What I Learned From: – Teach Like Nobody’s Watching by Mark Enser

Mark Enser is a Geography teacher, author, D&D enthusiast and a prolific tweeter. He has also written the book Teach Like Nobody’s Watching (TLNW) which I have recently read. I really enjoyed reading this and I felt that there’s so much good stuff in there I had to take notes. Given that I then had a pile of notes, I felt that the best way to process them is for me to share them with all of you. This blog is by no means exhaustive and it’s a long way from a review. Instead, I want to lay before you my response and how I think it’s going to change the way I teach.

TLNW is billed as ‘The Essential Guide to effective and efficient teaching’. It slowly zooms out from features of individual lessons into curriculum and then a wider school approach. Being a classroom teacher with some middle leadership duties that focus on learning and teaching. For this blog I’ve largely focused on the ‘lesson’ portion of the book, which Enser breaks down into Recap, Input, Application and Feedback.

▬▬▬▬▬▬

• Task list:
a) In the post about Teach Like Nobody's Watching, rewrite the paragraph that begins "Mark Enser is a Geography teacher" in a shorter form while keeping its main facts.
b) Pick up the post about Teach Like Nobody's Watching after its final sentence and keep writing it.

• Data shown:

▬▬▬▬▬▬

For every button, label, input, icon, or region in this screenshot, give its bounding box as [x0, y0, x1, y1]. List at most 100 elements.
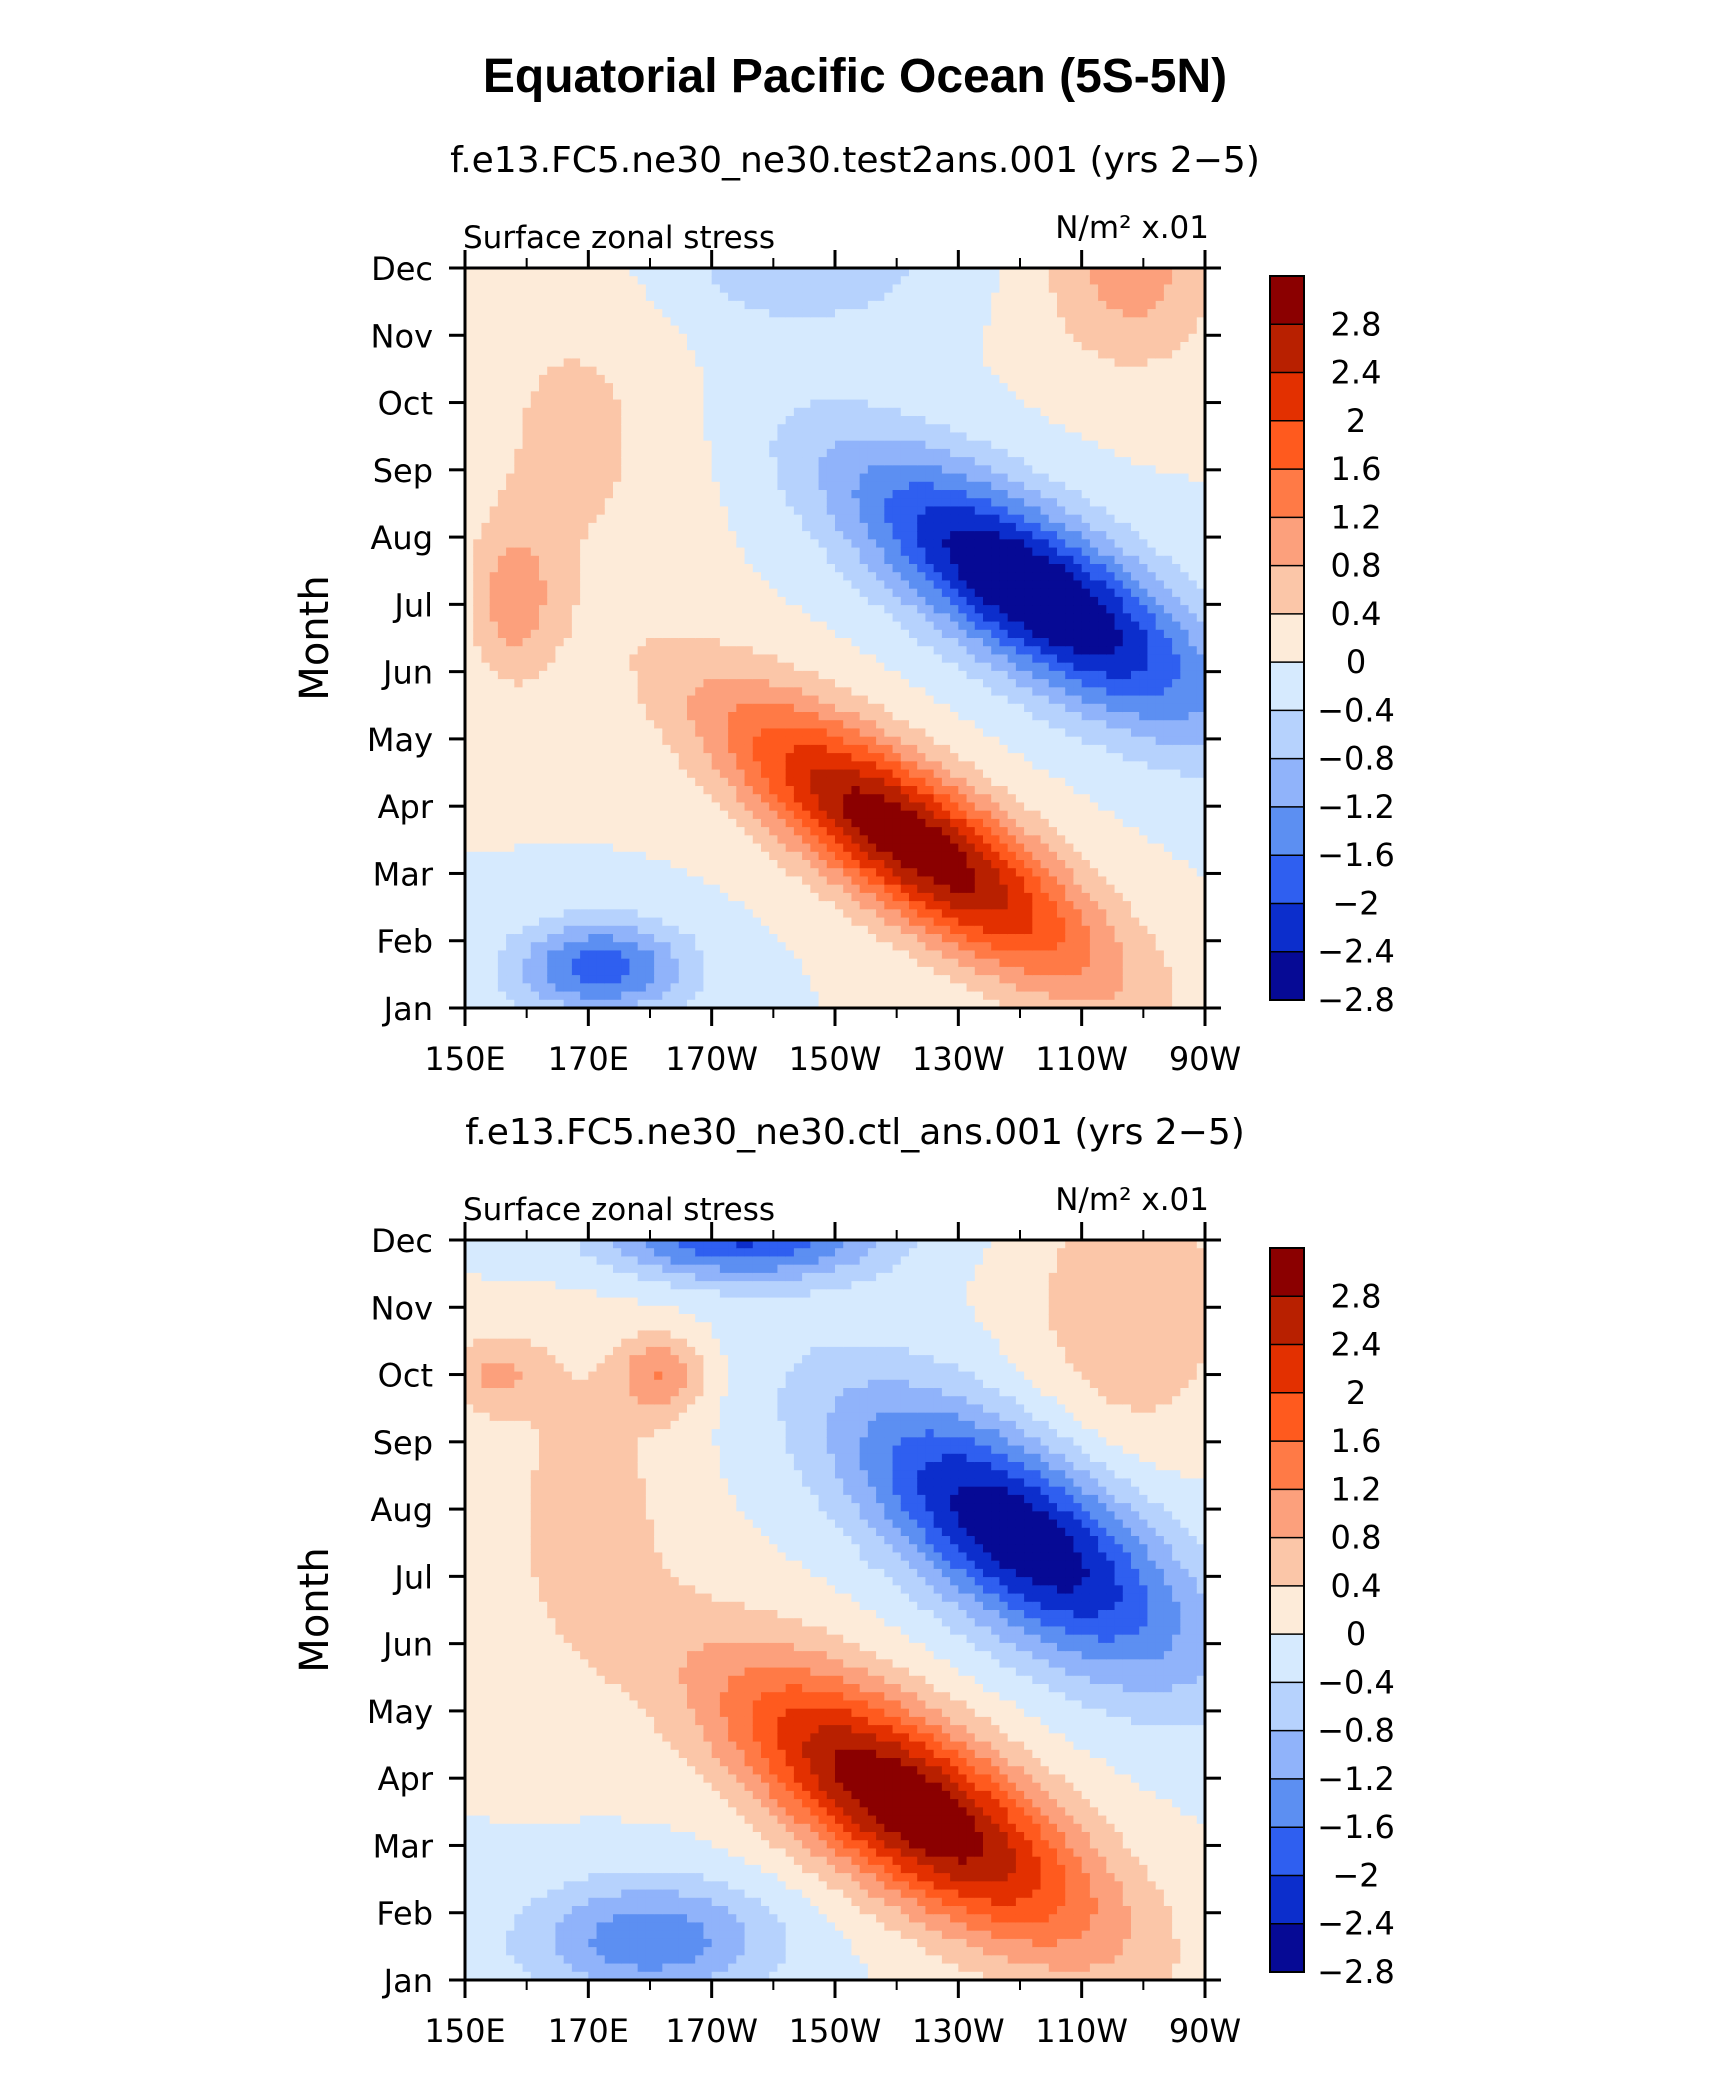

▬▬▬▬▬▬

• Replies:
a) Mark Enser is a Geography teacher, author, D&D enthusiast and prolific tweeter who wrote Teach Like Nobody's Watching (TLNW). The writer recently read the book, enjoyed it and took so many notes that sharing them seemed the best way to process them. The blog is neither exhaustive nor a review. It sets out the writer's response to the book and how it will change the writer's teaching.

b)
Firstly recap. Enser encourages us to ‘recapitulate’ and tap into the human desire for narrative. How does what we learned before link to what we are learning today? Where is today’s learning taking us tomorrow? More importantly, he stresses the importance of retrieval for learning information. By taking advantage of the spacing effect we can encourage our students to bring information from their long term memory into their working memory. When we retrieve information in this fashion we strengthen the ability to recall and so the likelihood of our students being able to recall that knowledge in future is increased – they are learning. If we are clever about it, we can increase the amount of time between recall opportunities, further building on the recall of information – they learn it ‘better’. Enser offers a range of techniques for encouraging retrieval, and for me the most useful idea is that of making sure that all homework is not simply a repeat of the work covered that day, where the information will be fresh in mind and their notes to hand, but rather making all homework retrieval. From my own experience in science, seneca and other online learning platforms make this very easy from the teacher’s perspective. Once you’ve selected appropriate activities these platforms mark and analyse the results for you. As a teacher it’s then very easy to present whole class feedback – more on that later.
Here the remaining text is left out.